### Short problem
Write out each line exactly as given. Leave the pictures out of your copy.

◆ ◆ ◆ ◆ ◆ ◆ ◆

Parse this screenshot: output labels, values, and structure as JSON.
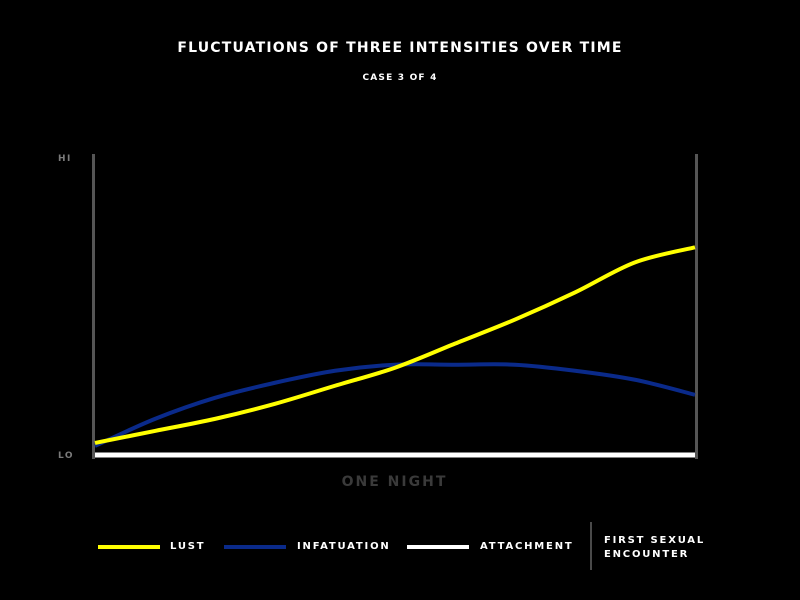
{
  "header": {
    "title": "FLUCTUATIONS OF THREE INTENSITIES OVER TIME",
    "subtitle": "CASE 3 OF 4"
  },
  "axis": {
    "y_hi": "HI",
    "y_lo": "LO",
    "x_label": "ONE NIGHT"
  },
  "legend": {
    "items": [
      {
        "label": "LUST",
        "color": "#ffff00"
      },
      {
        "label": "INFATUATION",
        "color": "#0a2a8a"
      },
      {
        "label": "ATTACHMENT",
        "color": "#ffffff"
      }
    ],
    "note": "FIRST SEXUAL ENCOUNTER"
  },
  "chart_data": {
    "type": "line",
    "title": "FLUCTUATIONS OF THREE INTENSITIES OVER TIME",
    "subtitle": "CASE 3 OF 4",
    "xlabel": "ONE NIGHT",
    "ylabel": "",
    "x": [
      0,
      0.1,
      0.2,
      0.3,
      0.4,
      0.5,
      0.6,
      0.7,
      0.8,
      0.9,
      1.0
    ],
    "xlim": [
      0,
      1
    ],
    "ylim": [
      0,
      1
    ],
    "y_ticks": [
      "LO",
      "HI"
    ],
    "grid": false,
    "legend_position": "bottom",
    "series": [
      {
        "name": "LUST",
        "color": "#ffff00",
        "values": [
          0.04,
          0.08,
          0.12,
          0.17,
          0.23,
          0.29,
          0.37,
          0.45,
          0.54,
          0.64,
          0.69
        ]
      },
      {
        "name": "INFATUATION",
        "color": "#0a2a8a",
        "values": [
          0.03,
          0.12,
          0.19,
          0.24,
          0.28,
          0.3,
          0.3,
          0.3,
          0.28,
          0.25,
          0.2
        ]
      },
      {
        "name": "ATTACHMENT",
        "color": "#ffffff",
        "values": [
          0.0,
          0.0,
          0.0,
          0.0,
          0.0,
          0.0,
          0.0,
          0.0,
          0.0,
          0.0,
          0.0
        ]
      }
    ]
  }
}
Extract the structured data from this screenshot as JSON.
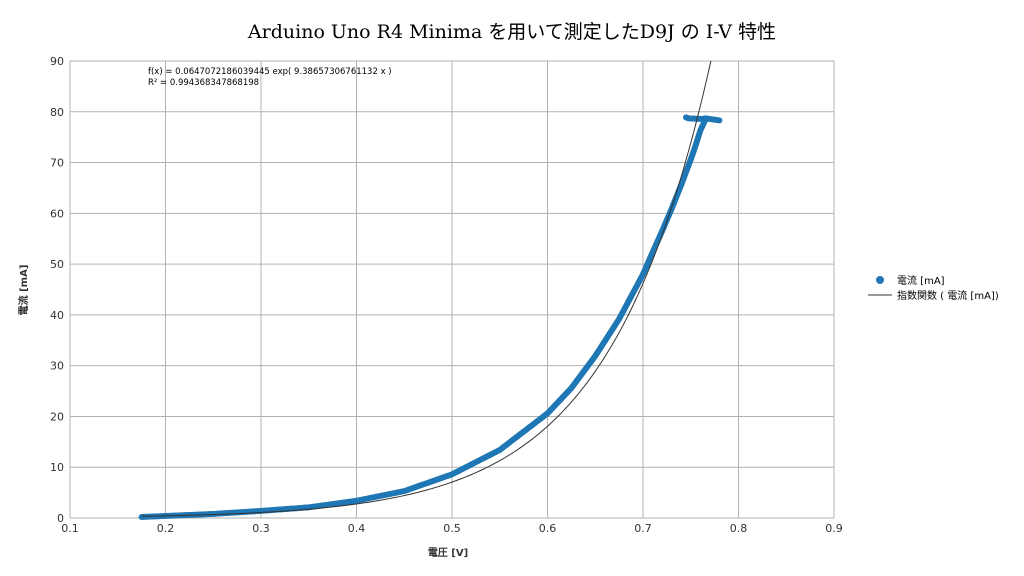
{
  "chart_data": {
    "type": "scatter",
    "title": "Arduino Uno R4 Minima を用いて測定したD9J の I-V 特性",
    "xlabel": "電圧 [V]",
    "ylabel": "電流 [mA]",
    "xlim": [
      0.1,
      0.9
    ],
    "ylim": [
      0,
      90
    ],
    "xticks": [
      "0.1",
      "0.2",
      "0.3",
      "0.4",
      "0.5",
      "0.6",
      "0.7",
      "0.8",
      "0.9"
    ],
    "yticks": [
      "0",
      "10",
      "20",
      "30",
      "40",
      "50",
      "60",
      "70",
      "80",
      "90"
    ],
    "grid": true,
    "legend_position": "right",
    "series": [
      {
        "name": "電流 [mA]",
        "kind": "points",
        "color": "#1f77b4",
        "x": [
          0.175,
          0.2,
          0.25,
          0.3,
          0.35,
          0.4,
          0.45,
          0.5,
          0.55,
          0.6,
          0.625,
          0.65,
          0.675,
          0.7,
          0.71,
          0.72,
          0.73,
          0.74,
          0.75,
          0.755,
          0.76,
          0.765
        ],
        "y": [
          0.2,
          0.4,
          0.8,
          1.4,
          2.1,
          3.4,
          5.3,
          8.6,
          13.4,
          20.6,
          25.6,
          31.9,
          39.2,
          48.0,
          52.3,
          56.5,
          60.9,
          65.6,
          70.6,
          73.3,
          76.3,
          78.3
        ]
      },
      {
        "name": "",
        "kind": "points",
        "color": "#1f77b4",
        "x": [
          0.745,
          0.748,
          0.758,
          0.762,
          0.766,
          0.78
        ],
        "y": [
          78.9,
          78.7,
          78.6,
          78.6,
          78.7,
          78.3
        ]
      },
      {
        "name": "指数関数 ( 電流 [mA])",
        "kind": "line",
        "color": "#333333",
        "function": "exp",
        "a": 0.0647072186039445,
        "b": 9.38657306761132
      }
    ],
    "annotations": [
      "f(x) = 0.0647072186039445 exp( 9.38657306761132 x )",
      "R² = 0.994368347868198"
    ]
  }
}
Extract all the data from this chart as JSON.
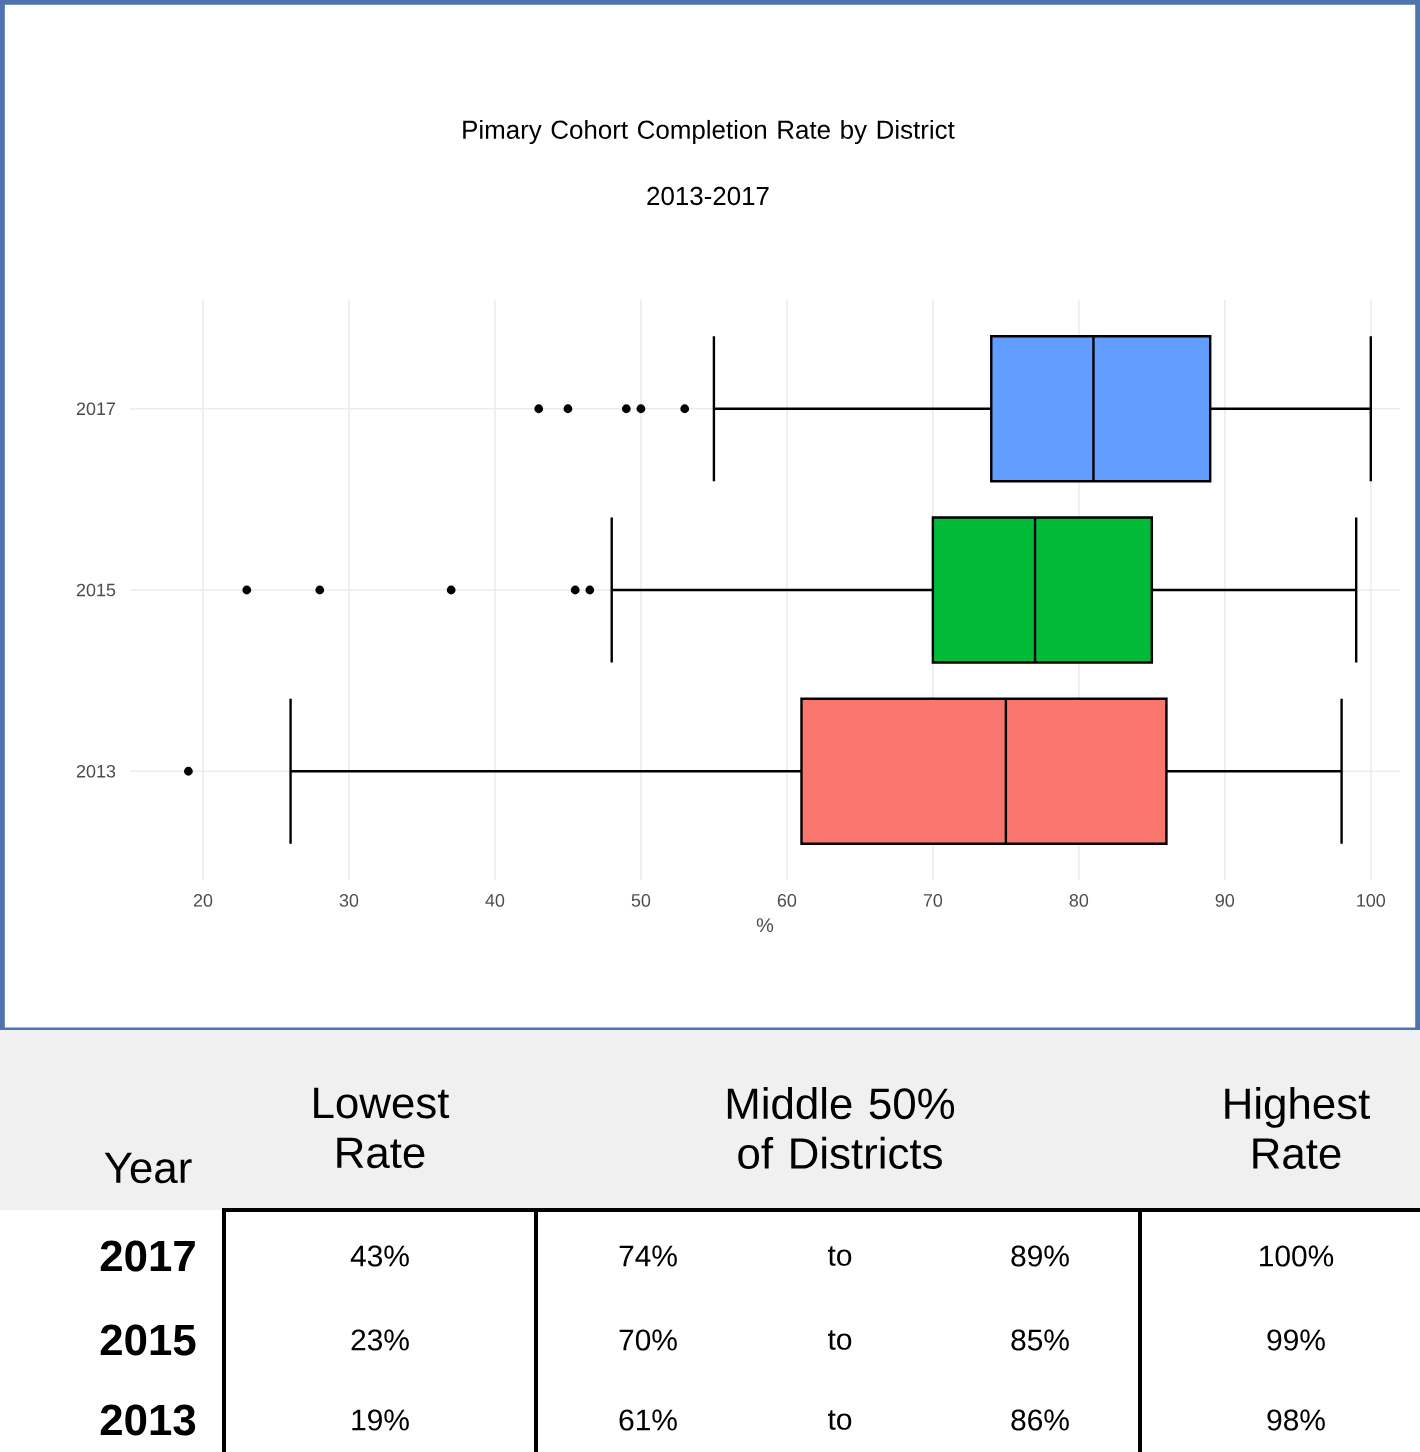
{
  "chart_data": {
    "type": "box",
    "orientation": "horizontal",
    "title": "Pimary Cohort Completion Rate by District",
    "subtitle": "2013-2017",
    "xlabel": "%",
    "categories": [
      "2017",
      "2015",
      "2013"
    ],
    "colors": [
      "#619cff",
      "#00ba38",
      "#f8766d"
    ],
    "boxes": [
      {
        "low": 55,
        "q1": 74,
        "median": 81,
        "q3": 89,
        "high": 100,
        "outliers": [
          43,
          45,
          49,
          50,
          53
        ]
      },
      {
        "low": 48,
        "q1": 70,
        "median": 77,
        "q3": 85,
        "high": 99,
        "outliers": [
          23,
          28,
          37,
          45.5,
          46.5
        ]
      },
      {
        "low": 26,
        "q1": 61,
        "median": 75,
        "q3": 86,
        "high": 98,
        "outliers": [
          19
        ]
      }
    ],
    "xlim": [
      15,
      102
    ],
    "xticks": [
      20,
      30,
      40,
      50,
      60,
      70,
      80,
      90,
      100
    ],
    "grid": true,
    "annotations": [
      "Year",
      "Lowest Rate",
      "Middle 50% of Districts",
      "Highest Rate",
      "2017",
      "43%",
      "74%",
      "to",
      "89%",
      "100%",
      "2015",
      "23%",
      "70%",
      "to",
      "85%",
      "99%",
      "2013",
      "19%",
      "61%",
      "to",
      "86%",
      "98%"
    ]
  }
}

◆ ◆ ◆ ◆ ◆ ◆ ◆

### Task answer
Parse this screenshot: output labels, values, and structure as JSON.
{
  "header": {
    "title": "FLUCTUATIONS OF THREE INTENSITIES OVER TIME",
    "subtitle": "CASE 3 OF 4"
  },
  "axis": {
    "y_hi": "HI",
    "y_lo": "LO",
    "x_label": "ONE NIGHT"
  },
  "legend": {
    "items": [
      {
        "label": "LUST",
        "color": "#ffff00"
      },
      {
        "label": "INFATUATION",
        "color": "#0a2a8a"
      },
      {
        "label": "ATTACHMENT",
        "color": "#ffffff"
      }
    ],
    "note": "FIRST SEXUAL ENCOUNTER"
  },
  "chart_data": {
    "type": "line",
    "title": "FLUCTUATIONS OF THREE INTENSITIES OVER TIME",
    "subtitle": "CASE 3 OF 4",
    "xlabel": "ONE NIGHT",
    "ylabel": "",
    "x": [
      0,
      0.1,
      0.2,
      0.3,
      0.4,
      0.5,
      0.6,
      0.7,
      0.8,
      0.9,
      1.0
    ],
    "xlim": [
      0,
      1
    ],
    "ylim": [
      0,
      1
    ],
    "y_ticks": [
      "LO",
      "HI"
    ],
    "grid": false,
    "legend_position": "bottom",
    "series": [
      {
        "name": "LUST",
        "color": "#ffff00",
        "values": [
          0.04,
          0.08,
          0.12,
          0.17,
          0.23,
          0.29,
          0.37,
          0.45,
          0.54,
          0.64,
          0.69
        ]
      },
      {
        "name": "INFATUATION",
        "color": "#0a2a8a",
        "values": [
          0.03,
          0.12,
          0.19,
          0.24,
          0.28,
          0.3,
          0.3,
          0.3,
          0.28,
          0.25,
          0.2
        ]
      },
      {
        "name": "ATTACHMENT",
        "color": "#ffffff",
        "values": [
          0.0,
          0.0,
          0.0,
          0.0,
          0.0,
          0.0,
          0.0,
          0.0,
          0.0,
          0.0,
          0.0
        ]
      }
    ]
  }
}
Extract the structured data from this screenshot as JSON.
{
  "chart_data": {
    "type": "scatter",
    "title": "Arduino Uno R4 Minima を用いて測定したD9J の I-V 特性",
    "xlabel": "電圧 [V]",
    "ylabel": "電流 [mA]",
    "xlim": [
      0.1,
      0.9
    ],
    "ylim": [
      0,
      90
    ],
    "xticks": [
      "0.1",
      "0.2",
      "0.3",
      "0.4",
      "0.5",
      "0.6",
      "0.7",
      "0.8",
      "0.9"
    ],
    "yticks": [
      "0",
      "10",
      "20",
      "30",
      "40",
      "50",
      "60",
      "70",
      "80",
      "90"
    ],
    "grid": true,
    "legend_position": "right",
    "series": [
      {
        "name": "電流 [mA]",
        "kind": "points",
        "color": "#1f77b4",
        "x": [
          0.175,
          0.2,
          0.25,
          0.3,
          0.35,
          0.4,
          0.45,
          0.5,
          0.55,
          0.6,
          0.625,
          0.65,
          0.675,
          0.7,
          0.71,
          0.72,
          0.73,
          0.74,
          0.75,
          0.755,
          0.76,
          0.765
        ],
        "y": [
          0.2,
          0.4,
          0.8,
          1.4,
          2.1,
          3.4,
          5.3,
          8.6,
          13.4,
          20.6,
          25.6,
          31.9,
          39.2,
          48.0,
          52.3,
          56.5,
          60.9,
          65.6,
          70.6,
          73.3,
          76.3,
          78.3
        ]
      },
      {
        "name": "",
        "kind": "points",
        "color": "#1f77b4",
        "x": [
          0.745,
          0.748,
          0.758,
          0.762,
          0.766,
          0.78
        ],
        "y": [
          78.9,
          78.7,
          78.6,
          78.6,
          78.7,
          78.3
        ]
      },
      {
        "name": "指数関数 ( 電流 [mA])",
        "kind": "line",
        "color": "#333333",
        "function": "exp",
        "a": 0.0647072186039445,
        "b": 9.38657306761132
      }
    ],
    "annotations": [
      "f(x) = 0.0647072186039445 exp( 9.38657306761132 x )",
      "R² = 0.994368347868198"
    ]
  }
}
Extract all the data from this chart as JSON.
{
  "chart_data": {
    "type": "box",
    "orientation": "horizontal",
    "title": "Pimary Cohort Completion Rate by District",
    "subtitle": "2013-2017",
    "xlabel": "%",
    "categories": [
      "2017",
      "2015",
      "2013"
    ],
    "colors": [
      "#619cff",
      "#00ba38",
      "#f8766d"
    ],
    "boxes": [
      {
        "low": 55,
        "q1": 74,
        "median": 81,
        "q3": 89,
        "high": 100,
        "outliers": [
          43,
          45,
          49,
          50,
          53
        ]
      },
      {
        "low": 48,
        "q1": 70,
        "median": 77,
        "q3": 85,
        "high": 99,
        "outliers": [
          23,
          28,
          37,
          45.5,
          46.5
        ]
      },
      {
        "low": 26,
        "q1": 61,
        "median": 75,
        "q3": 86,
        "high": 98,
        "outliers": [
          19
        ]
      }
    ],
    "xlim": [
      15,
      102
    ],
    "xticks": [
      20,
      30,
      40,
      50,
      60,
      70,
      80,
      90,
      100
    ],
    "grid": true,
    "annotations": [
      "Year",
      "Lowest Rate",
      "Middle 50% of Districts",
      "Highest Rate",
      "2017",
      "43%",
      "74%",
      "to",
      "89%",
      "100%",
      "2015",
      "23%",
      "70%",
      "to",
      "85%",
      "99%",
      "2013",
      "19%",
      "61%",
      "to",
      "86%",
      "98%"
    ]
  }
}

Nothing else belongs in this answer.